━━━━━ Supplied data ━━━━━
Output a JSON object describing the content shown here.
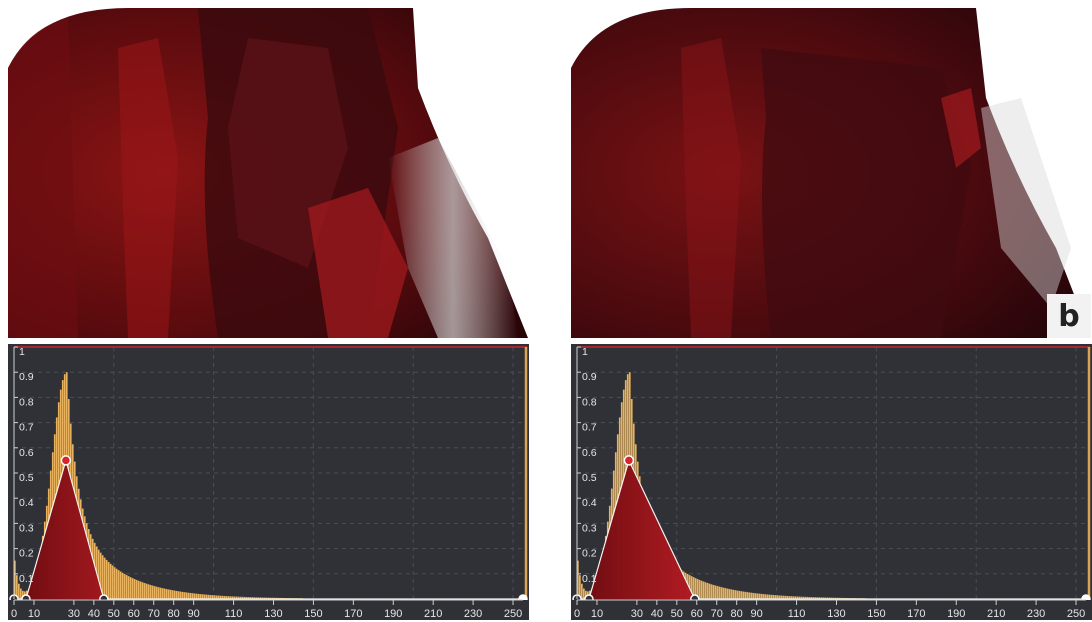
{
  "panels": [
    {
      "id": "a",
      "badge": "",
      "tf_editor": {
        "y_ticks": [
          "1",
          "0.9",
          "0.8",
          "0.7",
          "0.6",
          "0.5",
          "0.4",
          "0.3",
          "0.2",
          "0.1"
        ],
        "x_ticks": [
          "0",
          "10",
          "30",
          "40",
          "50",
          "60",
          "70",
          "80",
          "90",
          "110",
          "130",
          "150",
          "170",
          "190",
          "210",
          "230",
          "250"
        ],
        "control_points": [
          {
            "x": 0,
            "opacity": 0
          },
          {
            "x": 6,
            "opacity": 0
          },
          {
            "x": 26,
            "opacity": 0.55
          },
          {
            "x": 45,
            "opacity": 0
          },
          {
            "x": 255,
            "opacity": 0
          }
        ]
      }
    },
    {
      "id": "b",
      "badge": "b",
      "tf_editor": {
        "y_ticks": [
          "1",
          "0.9",
          "0.8",
          "0.7",
          "0.6",
          "0.5",
          "0.4",
          "0.3",
          "0.2",
          "0.1"
        ],
        "x_ticks": [
          "0",
          "10",
          "30",
          "40",
          "50",
          "60",
          "70",
          "80",
          "90",
          "110",
          "130",
          "150",
          "170",
          "190",
          "210",
          "230",
          "250"
        ],
        "control_points": [
          {
            "x": 0,
            "opacity": 0
          },
          {
            "x": 6,
            "opacity": 0
          },
          {
            "x": 26,
            "opacity": 0.55
          },
          {
            "x": 59,
            "opacity": 0
          },
          {
            "x": 255,
            "opacity": 0
          }
        ]
      }
    }
  ],
  "histogram": {
    "peak_x": 26,
    "peak_value": 0.9,
    "color": "#e8b25e"
  },
  "colors": {
    "editor_bg": "#2f3137",
    "grid": "#4a4d55",
    "axis_text": "#e6e6e6",
    "tf_red": "#d8242c",
    "tf_dark": "#2a1014",
    "border_gold": "#d9a554",
    "top_line": "#c8242c"
  }
}
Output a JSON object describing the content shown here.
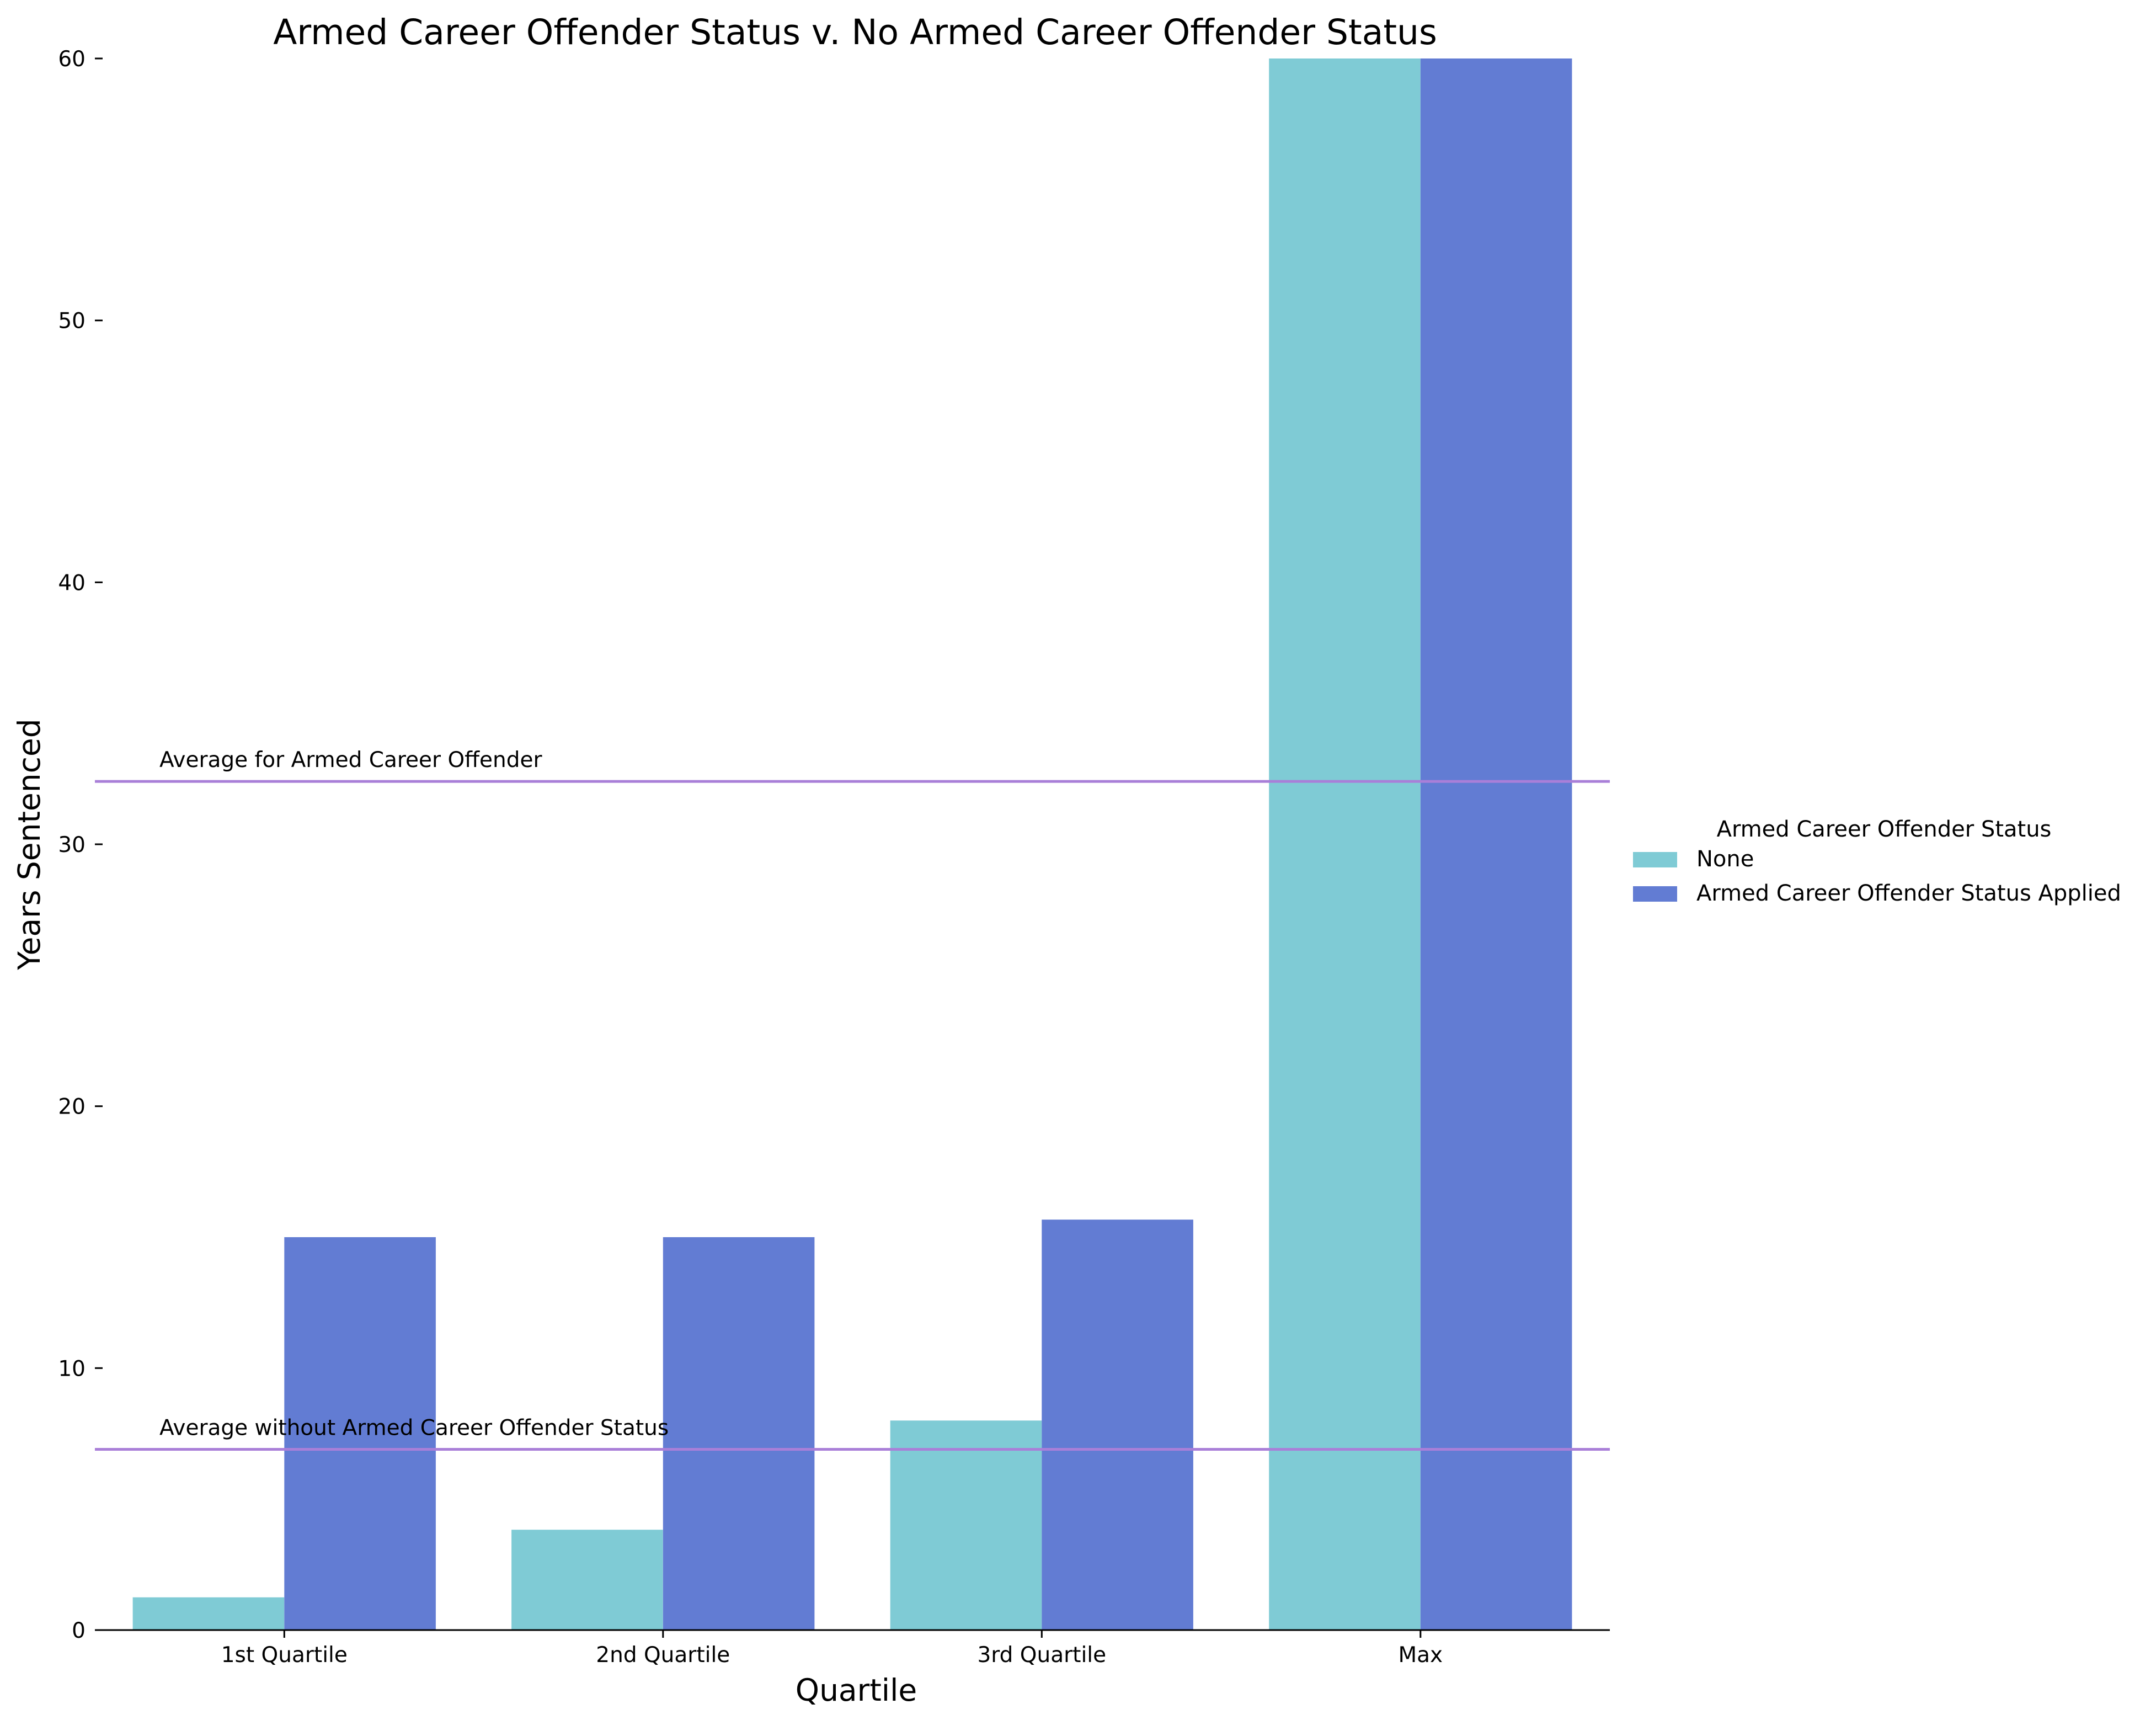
{
  "chart_data": {
    "type": "bar",
    "title": "Armed Career Offender Status v. No Armed Career Offender Status",
    "xlabel": "Quartile",
    "ylabel": "Years Sentenced",
    "categories": [
      "1st Quartile",
      "2nd Quartile",
      "3rd Quartile",
      "Max"
    ],
    "series": [
      {
        "name": "None",
        "color": "#7fcbd5",
        "values": [
          1.25,
          3.83,
          8.0,
          60.0
        ]
      },
      {
        "name": "Armed Career Offender Status Applied",
        "color": "#627cd3",
        "values": [
          15.0,
          15.0,
          15.67,
          60.0
        ]
      }
    ],
    "ylim": [
      0,
      60
    ],
    "yticks": [
      0,
      10,
      20,
      30,
      40,
      50,
      60
    ],
    "grid": false,
    "legend": {
      "title": "Armed Career Offender Status",
      "placement": "right"
    },
    "reference_lines": [
      {
        "label": "Average for Armed Career Offender",
        "value": 32.4,
        "color": "#a97fd8"
      },
      {
        "label": "Average without Armed Career Offender Status",
        "value": 6.9,
        "color": "#a97fd8"
      }
    ]
  }
}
━━━━━
Written request: All of the entries above should be duplicated exactly, except for the pictures.

Written solution:
Output a JSON object describing the content shown here.
{
  "panels": [
    {
      "id": "a",
      "badge": "",
      "tf_editor": {
        "y_ticks": [
          "1",
          "0.9",
          "0.8",
          "0.7",
          "0.6",
          "0.5",
          "0.4",
          "0.3",
          "0.2",
          "0.1"
        ],
        "x_ticks": [
          "0",
          "10",
          "30",
          "40",
          "50",
          "60",
          "70",
          "80",
          "90",
          "110",
          "130",
          "150",
          "170",
          "190",
          "210",
          "230",
          "250"
        ],
        "control_points": [
          {
            "x": 0,
            "opacity": 0
          },
          {
            "x": 6,
            "opacity": 0
          },
          {
            "x": 26,
            "opacity": 0.55
          },
          {
            "x": 45,
            "opacity": 0
          },
          {
            "x": 255,
            "opacity": 0
          }
        ]
      }
    },
    {
      "id": "b",
      "badge": "b",
      "tf_editor": {
        "y_ticks": [
          "1",
          "0.9",
          "0.8",
          "0.7",
          "0.6",
          "0.5",
          "0.4",
          "0.3",
          "0.2",
          "0.1"
        ],
        "x_ticks": [
          "0",
          "10",
          "30",
          "40",
          "50",
          "60",
          "70",
          "80",
          "90",
          "110",
          "130",
          "150",
          "170",
          "190",
          "210",
          "230",
          "250"
        ],
        "control_points": [
          {
            "x": 0,
            "opacity": 0
          },
          {
            "x": 6,
            "opacity": 0
          },
          {
            "x": 26,
            "opacity": 0.55
          },
          {
            "x": 59,
            "opacity": 0
          },
          {
            "x": 255,
            "opacity": 0
          }
        ]
      }
    }
  ],
  "histogram": {
    "peak_x": 26,
    "peak_value": 0.9,
    "color": "#e8b25e"
  },
  "colors": {
    "editor_bg": "#2f3137",
    "grid": "#4a4d55",
    "axis_text": "#e6e6e6",
    "tf_red": "#d8242c",
    "tf_dark": "#2a1014",
    "border_gold": "#d9a554",
    "top_line": "#c8242c"
  }
}
Output a JSON object describing the content shown here.
{
  "chart_data": {
    "type": "bar",
    "title": "Armed Career Offender Status v. No Armed Career Offender Status",
    "xlabel": "Quartile",
    "ylabel": "Years Sentenced",
    "categories": [
      "1st Quartile",
      "2nd Quartile",
      "3rd Quartile",
      "Max"
    ],
    "series": [
      {
        "name": "None",
        "color": "#7fcbd5",
        "values": [
          1.25,
          3.83,
          8.0,
          60.0
        ]
      },
      {
        "name": "Armed Career Offender Status Applied",
        "color": "#627cd3",
        "values": [
          15.0,
          15.0,
          15.67,
          60.0
        ]
      }
    ],
    "ylim": [
      0,
      60
    ],
    "yticks": [
      0,
      10,
      20,
      30,
      40,
      50,
      60
    ],
    "grid": false,
    "legend": {
      "title": "Armed Career Offender Status",
      "placement": "right"
    },
    "reference_lines": [
      {
        "label": "Average for Armed Career Offender",
        "value": 32.4,
        "color": "#a97fd8"
      },
      {
        "label": "Average without Armed Career Offender Status",
        "value": 6.9,
        "color": "#a97fd8"
      }
    ]
  }
}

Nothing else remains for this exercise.